╭──
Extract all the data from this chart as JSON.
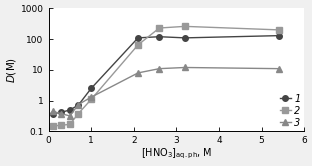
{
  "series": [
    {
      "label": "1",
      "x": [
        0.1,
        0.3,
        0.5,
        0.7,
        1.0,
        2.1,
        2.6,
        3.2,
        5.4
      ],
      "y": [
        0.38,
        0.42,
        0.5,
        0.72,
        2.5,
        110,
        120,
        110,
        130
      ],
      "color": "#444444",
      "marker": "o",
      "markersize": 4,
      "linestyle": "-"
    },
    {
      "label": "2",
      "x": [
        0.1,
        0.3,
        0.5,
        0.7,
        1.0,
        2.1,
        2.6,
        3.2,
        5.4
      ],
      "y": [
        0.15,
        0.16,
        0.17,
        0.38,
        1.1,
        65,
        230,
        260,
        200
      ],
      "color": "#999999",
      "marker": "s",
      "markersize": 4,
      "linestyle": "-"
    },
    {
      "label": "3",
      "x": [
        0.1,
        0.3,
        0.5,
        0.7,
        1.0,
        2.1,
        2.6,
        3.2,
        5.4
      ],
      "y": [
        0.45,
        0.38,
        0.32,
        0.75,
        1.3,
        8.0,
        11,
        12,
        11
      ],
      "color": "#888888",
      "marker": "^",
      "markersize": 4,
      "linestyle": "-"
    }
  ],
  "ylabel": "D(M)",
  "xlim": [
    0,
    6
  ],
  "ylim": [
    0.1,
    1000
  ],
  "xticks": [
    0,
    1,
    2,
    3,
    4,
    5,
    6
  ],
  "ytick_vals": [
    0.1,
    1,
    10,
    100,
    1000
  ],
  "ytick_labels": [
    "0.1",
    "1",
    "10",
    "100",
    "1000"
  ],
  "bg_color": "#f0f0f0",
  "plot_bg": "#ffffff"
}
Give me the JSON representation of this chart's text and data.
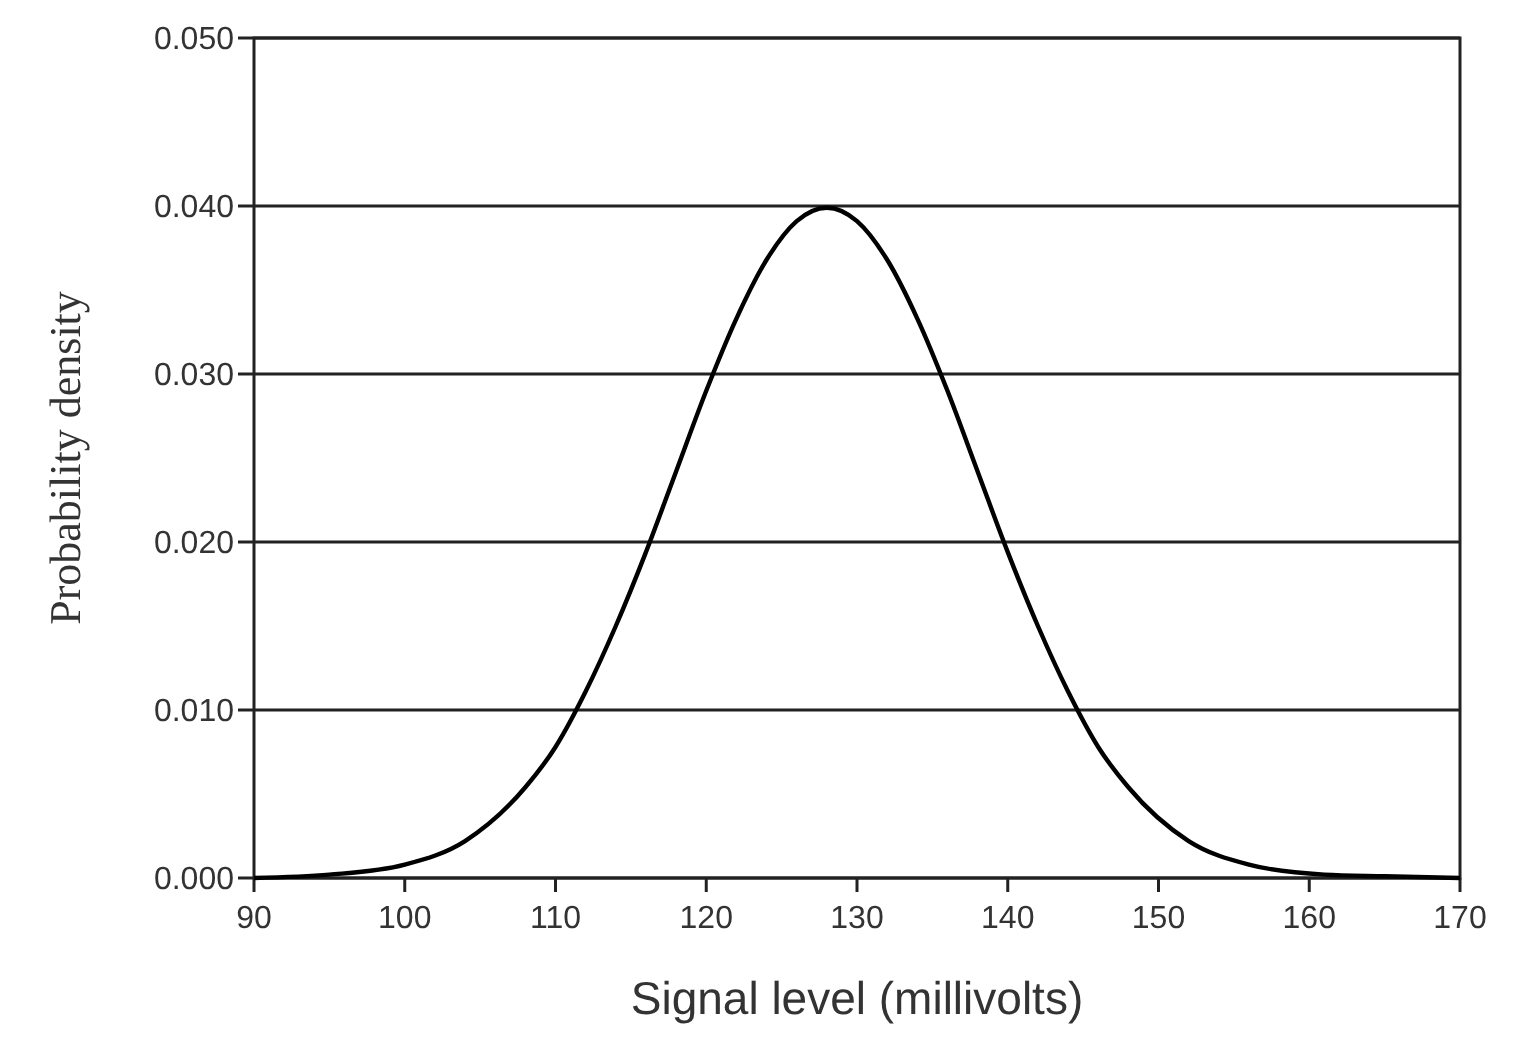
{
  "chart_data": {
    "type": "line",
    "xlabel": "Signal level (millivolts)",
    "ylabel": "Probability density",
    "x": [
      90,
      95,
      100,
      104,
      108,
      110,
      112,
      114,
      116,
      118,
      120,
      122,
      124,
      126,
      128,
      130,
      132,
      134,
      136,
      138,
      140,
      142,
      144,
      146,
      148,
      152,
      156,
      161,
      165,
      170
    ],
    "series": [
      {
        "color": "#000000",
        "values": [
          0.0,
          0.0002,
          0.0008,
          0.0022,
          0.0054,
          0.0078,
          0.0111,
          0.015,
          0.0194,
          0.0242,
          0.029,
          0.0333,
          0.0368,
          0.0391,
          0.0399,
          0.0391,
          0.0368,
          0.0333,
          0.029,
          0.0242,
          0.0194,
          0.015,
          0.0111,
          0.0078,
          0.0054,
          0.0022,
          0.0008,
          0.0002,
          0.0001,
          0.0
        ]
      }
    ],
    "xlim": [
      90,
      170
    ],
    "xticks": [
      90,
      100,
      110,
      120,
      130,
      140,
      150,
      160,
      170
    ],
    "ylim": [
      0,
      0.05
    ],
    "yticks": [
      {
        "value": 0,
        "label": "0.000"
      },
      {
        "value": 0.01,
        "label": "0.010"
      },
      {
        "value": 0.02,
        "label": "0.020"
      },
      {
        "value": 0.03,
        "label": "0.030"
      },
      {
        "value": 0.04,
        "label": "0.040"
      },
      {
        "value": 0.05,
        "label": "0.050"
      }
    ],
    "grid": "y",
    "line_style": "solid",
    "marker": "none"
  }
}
╰──
╭──
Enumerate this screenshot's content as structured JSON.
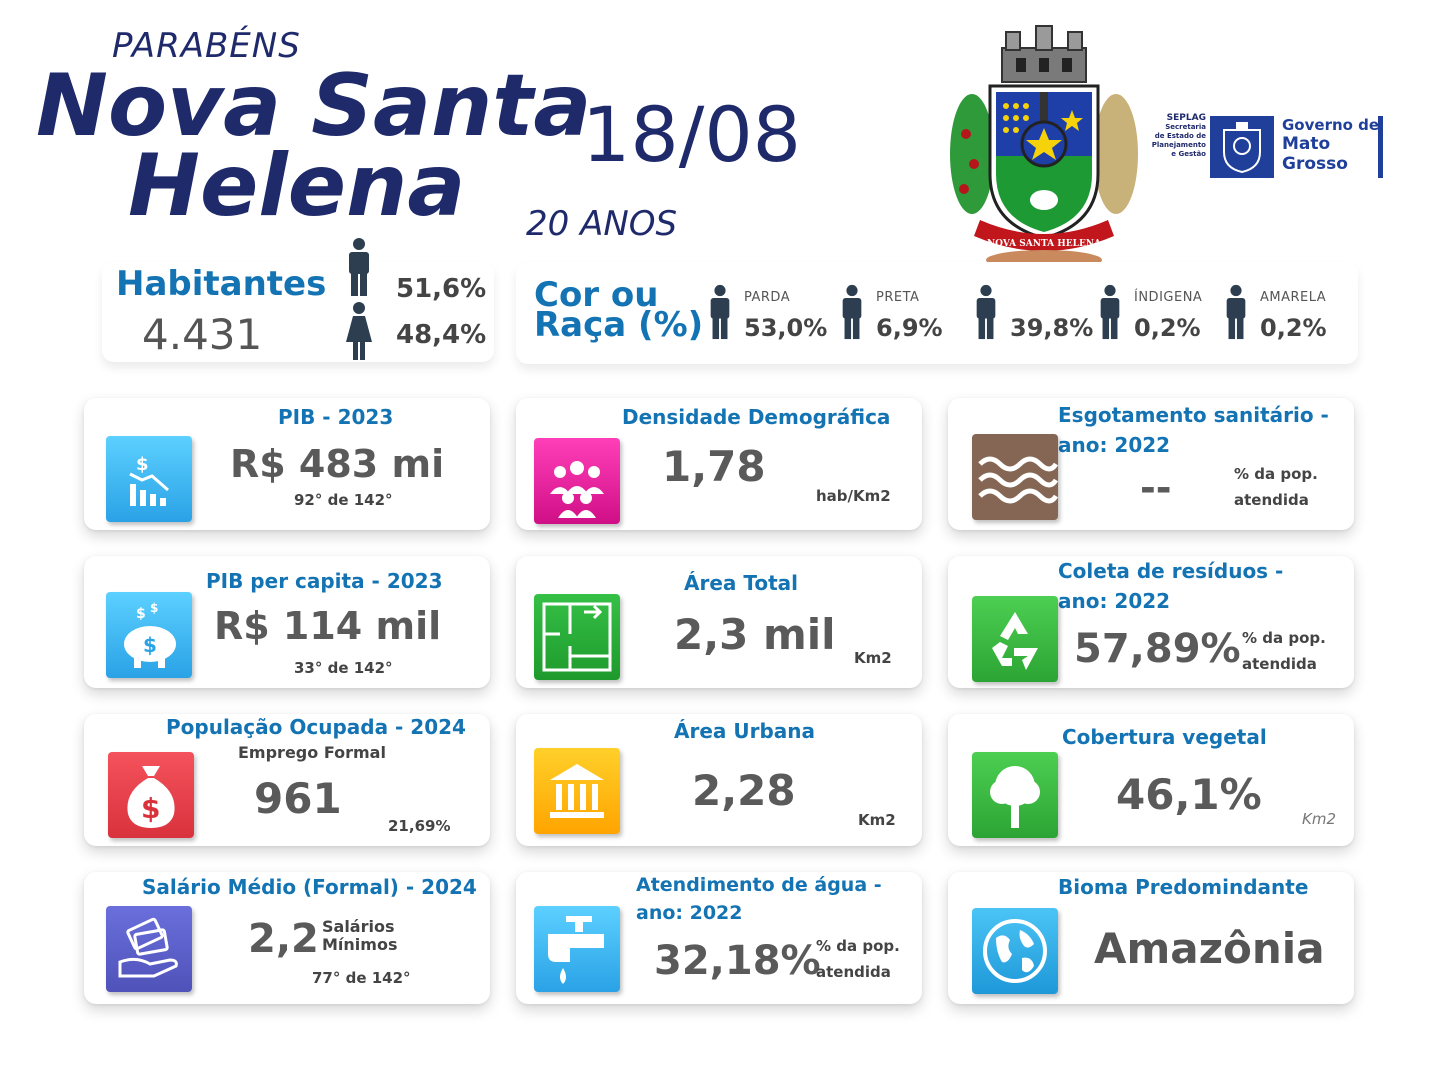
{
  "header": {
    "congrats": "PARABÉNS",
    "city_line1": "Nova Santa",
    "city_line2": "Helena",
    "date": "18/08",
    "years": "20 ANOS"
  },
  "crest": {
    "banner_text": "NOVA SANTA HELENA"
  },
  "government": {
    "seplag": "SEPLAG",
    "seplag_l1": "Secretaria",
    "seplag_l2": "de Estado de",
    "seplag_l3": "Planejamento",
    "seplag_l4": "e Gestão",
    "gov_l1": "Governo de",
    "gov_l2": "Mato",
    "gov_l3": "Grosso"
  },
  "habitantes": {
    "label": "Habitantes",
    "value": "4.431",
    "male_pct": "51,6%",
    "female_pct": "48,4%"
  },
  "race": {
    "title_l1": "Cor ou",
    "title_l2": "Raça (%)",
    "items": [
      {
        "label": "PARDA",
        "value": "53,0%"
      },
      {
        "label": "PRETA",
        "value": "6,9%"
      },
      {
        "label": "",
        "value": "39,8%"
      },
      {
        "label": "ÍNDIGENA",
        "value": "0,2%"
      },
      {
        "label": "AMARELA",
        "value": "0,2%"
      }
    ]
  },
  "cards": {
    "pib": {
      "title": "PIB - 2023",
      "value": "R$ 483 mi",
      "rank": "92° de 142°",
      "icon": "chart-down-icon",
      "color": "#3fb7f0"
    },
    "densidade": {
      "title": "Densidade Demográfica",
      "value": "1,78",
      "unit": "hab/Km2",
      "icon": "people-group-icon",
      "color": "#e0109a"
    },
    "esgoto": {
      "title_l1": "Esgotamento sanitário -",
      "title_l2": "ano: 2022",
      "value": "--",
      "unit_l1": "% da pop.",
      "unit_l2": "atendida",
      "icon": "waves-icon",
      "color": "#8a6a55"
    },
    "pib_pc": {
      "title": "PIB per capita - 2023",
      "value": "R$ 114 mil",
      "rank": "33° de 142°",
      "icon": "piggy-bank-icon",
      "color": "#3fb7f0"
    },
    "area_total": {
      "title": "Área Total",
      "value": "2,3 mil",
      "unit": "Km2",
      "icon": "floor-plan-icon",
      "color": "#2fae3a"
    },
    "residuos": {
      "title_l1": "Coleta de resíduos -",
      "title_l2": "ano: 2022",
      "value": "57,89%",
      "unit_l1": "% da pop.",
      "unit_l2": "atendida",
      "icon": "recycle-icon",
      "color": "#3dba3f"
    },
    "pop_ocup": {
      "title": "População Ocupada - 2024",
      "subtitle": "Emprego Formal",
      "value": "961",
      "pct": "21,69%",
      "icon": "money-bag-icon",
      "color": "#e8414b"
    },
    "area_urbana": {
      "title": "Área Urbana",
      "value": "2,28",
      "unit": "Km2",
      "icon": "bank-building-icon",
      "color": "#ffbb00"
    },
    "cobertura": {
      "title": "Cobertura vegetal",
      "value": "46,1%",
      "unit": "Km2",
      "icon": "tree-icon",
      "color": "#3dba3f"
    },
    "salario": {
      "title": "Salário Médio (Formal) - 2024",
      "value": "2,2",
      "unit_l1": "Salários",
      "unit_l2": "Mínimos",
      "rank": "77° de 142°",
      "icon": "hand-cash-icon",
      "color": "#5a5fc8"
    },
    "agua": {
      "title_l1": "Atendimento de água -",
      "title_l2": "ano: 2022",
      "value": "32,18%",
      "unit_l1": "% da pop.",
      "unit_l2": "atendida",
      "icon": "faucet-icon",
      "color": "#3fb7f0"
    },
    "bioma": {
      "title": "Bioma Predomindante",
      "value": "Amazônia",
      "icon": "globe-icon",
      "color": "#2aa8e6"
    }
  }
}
╰──
╭──
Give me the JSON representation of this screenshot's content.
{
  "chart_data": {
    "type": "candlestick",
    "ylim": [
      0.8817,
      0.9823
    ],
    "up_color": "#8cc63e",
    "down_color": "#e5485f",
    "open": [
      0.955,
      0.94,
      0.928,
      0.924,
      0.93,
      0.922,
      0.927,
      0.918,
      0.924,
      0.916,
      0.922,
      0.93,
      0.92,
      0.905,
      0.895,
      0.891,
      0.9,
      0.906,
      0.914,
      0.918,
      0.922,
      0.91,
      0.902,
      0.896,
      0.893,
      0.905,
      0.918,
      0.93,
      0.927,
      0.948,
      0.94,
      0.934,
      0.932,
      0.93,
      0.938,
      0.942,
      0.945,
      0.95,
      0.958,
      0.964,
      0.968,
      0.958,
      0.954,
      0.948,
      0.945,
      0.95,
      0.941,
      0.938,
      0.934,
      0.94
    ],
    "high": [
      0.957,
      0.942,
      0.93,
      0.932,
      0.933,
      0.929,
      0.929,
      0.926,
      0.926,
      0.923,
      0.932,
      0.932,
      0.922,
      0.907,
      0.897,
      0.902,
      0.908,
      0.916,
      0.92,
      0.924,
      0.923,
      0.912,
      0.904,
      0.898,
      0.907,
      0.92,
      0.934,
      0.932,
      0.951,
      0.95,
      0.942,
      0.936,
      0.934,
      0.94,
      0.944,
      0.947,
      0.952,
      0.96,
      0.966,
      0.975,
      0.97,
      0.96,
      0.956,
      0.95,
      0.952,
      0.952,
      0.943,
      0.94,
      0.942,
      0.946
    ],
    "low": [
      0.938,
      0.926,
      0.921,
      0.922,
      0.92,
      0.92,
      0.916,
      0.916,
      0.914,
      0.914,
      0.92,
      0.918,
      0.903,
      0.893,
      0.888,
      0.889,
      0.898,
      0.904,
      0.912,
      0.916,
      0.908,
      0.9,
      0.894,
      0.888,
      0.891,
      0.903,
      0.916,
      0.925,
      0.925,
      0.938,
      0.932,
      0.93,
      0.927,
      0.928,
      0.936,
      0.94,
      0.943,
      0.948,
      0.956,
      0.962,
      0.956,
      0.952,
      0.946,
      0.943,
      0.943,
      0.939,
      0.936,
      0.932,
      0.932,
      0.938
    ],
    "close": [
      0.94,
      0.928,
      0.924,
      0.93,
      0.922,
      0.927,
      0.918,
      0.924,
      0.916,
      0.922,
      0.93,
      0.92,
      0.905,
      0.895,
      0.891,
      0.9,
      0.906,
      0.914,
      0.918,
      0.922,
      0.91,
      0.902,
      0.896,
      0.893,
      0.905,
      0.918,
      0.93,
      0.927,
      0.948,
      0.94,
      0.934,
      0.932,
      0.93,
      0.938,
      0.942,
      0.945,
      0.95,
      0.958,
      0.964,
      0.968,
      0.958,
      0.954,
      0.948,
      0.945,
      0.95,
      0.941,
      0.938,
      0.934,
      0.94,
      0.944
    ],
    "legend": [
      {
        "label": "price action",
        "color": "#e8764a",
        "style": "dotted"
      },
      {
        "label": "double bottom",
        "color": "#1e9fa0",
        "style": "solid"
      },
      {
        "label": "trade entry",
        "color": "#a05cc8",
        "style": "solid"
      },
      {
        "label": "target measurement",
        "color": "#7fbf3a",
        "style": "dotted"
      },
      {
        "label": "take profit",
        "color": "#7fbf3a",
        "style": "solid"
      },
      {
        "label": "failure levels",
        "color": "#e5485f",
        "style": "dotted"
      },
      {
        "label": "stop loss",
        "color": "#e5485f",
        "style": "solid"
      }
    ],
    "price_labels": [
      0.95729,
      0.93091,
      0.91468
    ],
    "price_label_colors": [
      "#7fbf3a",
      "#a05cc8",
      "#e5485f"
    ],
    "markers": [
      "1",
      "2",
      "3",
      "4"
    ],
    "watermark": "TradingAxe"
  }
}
╰──
Collect each line holding the string "ylabel".

  "ylabel": "D(M)",
    "ylabel": "Probability density",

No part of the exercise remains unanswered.